**Excerpted data**
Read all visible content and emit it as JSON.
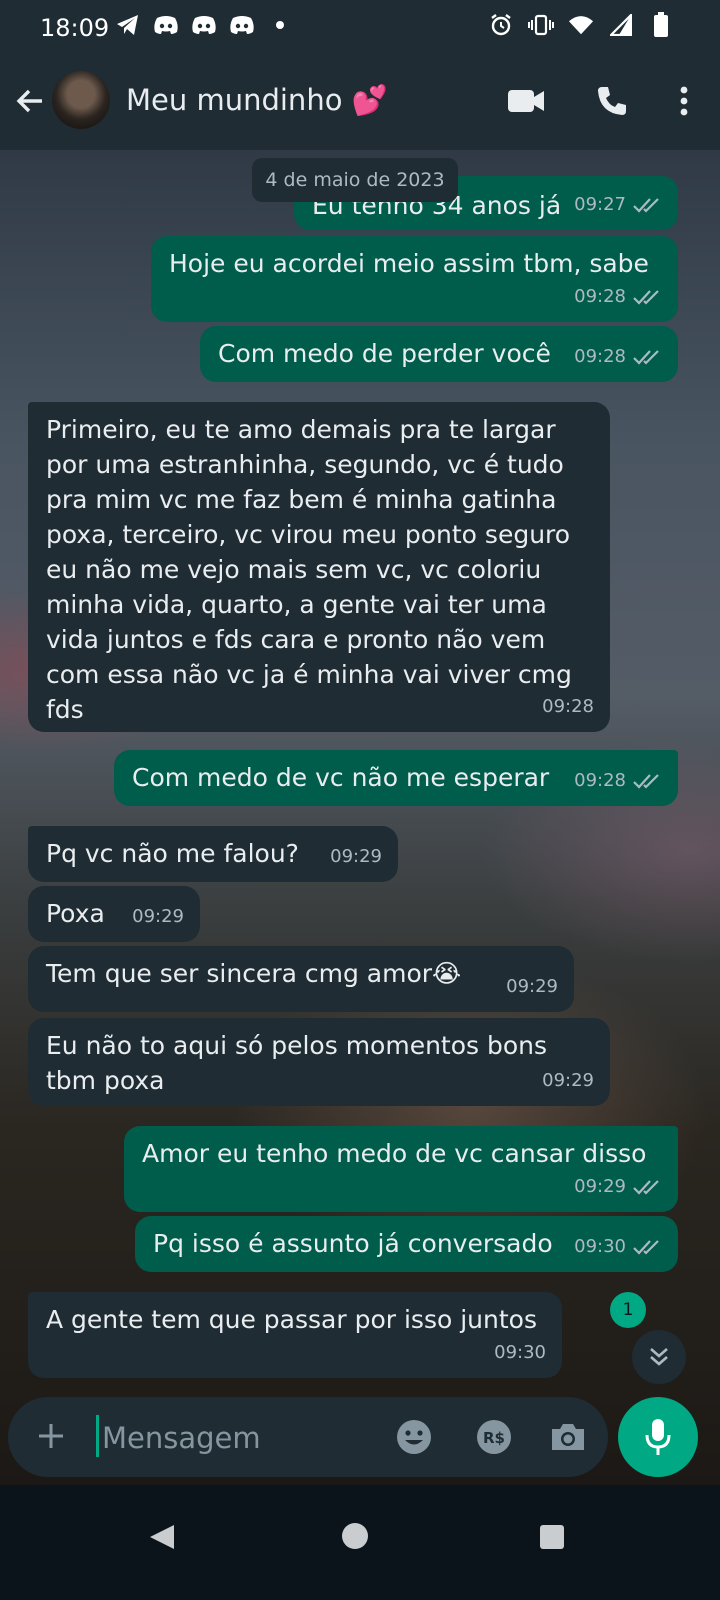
{
  "status_bar": {
    "time": "18:09",
    "left_icons": [
      "telegram-icon",
      "discord-icon",
      "discord-icon",
      "discord-icon",
      "dot-icon"
    ],
    "right_icons": [
      "alarm-icon",
      "vibrate-icon",
      "wifi-icon",
      "signal-icon",
      "battery-icon"
    ]
  },
  "header": {
    "title": "Meu mundinho 💕",
    "actions": [
      "video-call-icon",
      "voice-call-icon",
      "more-options-icon"
    ]
  },
  "date_chip": "4 de maio de 2023",
  "messages": [
    {
      "direction": "out",
      "text": "Eu tenho 34 anos já",
      "time": "09:27",
      "status": "read"
    },
    {
      "direction": "out",
      "text": "Hoje eu acordei meio assim tbm, sabe",
      "time": "09:28",
      "status": "read"
    },
    {
      "direction": "out",
      "text": "Com medo de perder você",
      "time": "09:28",
      "status": "read"
    },
    {
      "direction": "in",
      "text": "Primeiro, eu te amo demais pra te largar por uma estranhinha, segundo, vc é tudo pra mim vc me faz bem é minha gatinha poxa, terceiro, vc virou meu ponto seguro eu não me vejo mais sem vc, vc coloriu minha vida, quarto, a gente vai ter uma vida juntos e fds cara e pronto não vem com essa não vc ja é minha vai viver cmg fds",
      "time": "09:28"
    },
    {
      "direction": "out",
      "text": "Com medo de vc não me esperar",
      "time": "09:28",
      "status": "read"
    },
    {
      "direction": "in",
      "text": "Pq vc não me falou?",
      "time": "09:29"
    },
    {
      "direction": "in",
      "text": "Poxa",
      "time": "09:29"
    },
    {
      "direction": "in",
      "text": "Tem que ser sincera cmg amor😭",
      "time": "09:29"
    },
    {
      "direction": "in",
      "text": "Eu não to aqui só pelos momentos bons tbm poxa",
      "time": "09:29"
    },
    {
      "direction": "out",
      "text": "Amor eu tenho medo de vc cansar disso",
      "time": "09:29",
      "status": "read"
    },
    {
      "direction": "out",
      "text": "Pq isso é assunto já conversado",
      "time": "09:30",
      "status": "read"
    },
    {
      "direction": "in",
      "text": "A gente tem que passar por isso juntos",
      "time": "09:30"
    }
  ],
  "unread_count": "1",
  "composer": {
    "placeholder": "Mensagem",
    "icons": [
      "emoji-icon",
      "payment-icon",
      "camera-icon"
    ],
    "mic": "microphone-icon"
  },
  "colors": {
    "outgoing_bubble": "#005c4b",
    "incoming_bubble": "#1f2c34",
    "accent": "#00a884",
    "read_ticks": "#aebac1"
  }
}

**Job**
Return all of the data exactly as written, and drop the pictures.

**The output**
Read all visible content and emit it as JSON.
{
  "status_bar": {
    "time": "18:09",
    "left_icons": [
      "telegram-icon",
      "discord-icon",
      "discord-icon",
      "discord-icon",
      "dot-icon"
    ],
    "right_icons": [
      "alarm-icon",
      "vibrate-icon",
      "wifi-icon",
      "signal-icon",
      "battery-icon"
    ]
  },
  "header": {
    "title": "Meu mundinho 💕",
    "actions": [
      "video-call-icon",
      "voice-call-icon",
      "more-options-icon"
    ]
  },
  "date_chip": "4 de maio de 2023",
  "messages": [
    {
      "direction": "out",
      "text": "Eu tenho 34 anos já",
      "time": "09:27",
      "status": "read"
    },
    {
      "direction": "out",
      "text": "Hoje eu acordei meio assim tbm, sabe",
      "time": "09:28",
      "status": "read"
    },
    {
      "direction": "out",
      "text": "Com medo de perder você",
      "time": "09:28",
      "status": "read"
    },
    {
      "direction": "in",
      "text": "Primeiro, eu te amo demais pra te largar por uma estranhinha, segundo, vc é tudo pra mim vc me faz bem é minha gatinha poxa, terceiro, vc virou meu ponto seguro eu não me vejo mais sem vc, vc coloriu minha vida, quarto, a gente vai ter uma vida juntos e fds cara e pronto não vem com essa não vc ja é minha vai viver cmg fds",
      "time": "09:28"
    },
    {
      "direction": "out",
      "text": "Com medo de vc não me esperar",
      "time": "09:28",
      "status": "read"
    },
    {
      "direction": "in",
      "text": "Pq vc não me falou?",
      "time": "09:29"
    },
    {
      "direction": "in",
      "text": "Poxa",
      "time": "09:29"
    },
    {
      "direction": "in",
      "text": "Tem que ser sincera cmg amor😭",
      "time": "09:29"
    },
    {
      "direction": "in",
      "text": "Eu não to aqui só pelos momentos bons tbm poxa",
      "time": "09:29"
    },
    {
      "direction": "out",
      "text": "Amor eu tenho medo de vc cansar disso",
      "time": "09:29",
      "status": "read"
    },
    {
      "direction": "out",
      "text": "Pq isso é assunto já conversado",
      "time": "09:30",
      "status": "read"
    },
    {
      "direction": "in",
      "text": "A gente tem que passar por isso juntos",
      "time": "09:30"
    }
  ],
  "unread_count": "1",
  "composer": {
    "placeholder": "Mensagem",
    "icons": [
      "emoji-icon",
      "payment-icon",
      "camera-icon"
    ],
    "mic": "microphone-icon"
  },
  "colors": {
    "outgoing_bubble": "#005c4b",
    "incoming_bubble": "#1f2c34",
    "accent": "#00a884",
    "read_ticks": "#aebac1"
  }
}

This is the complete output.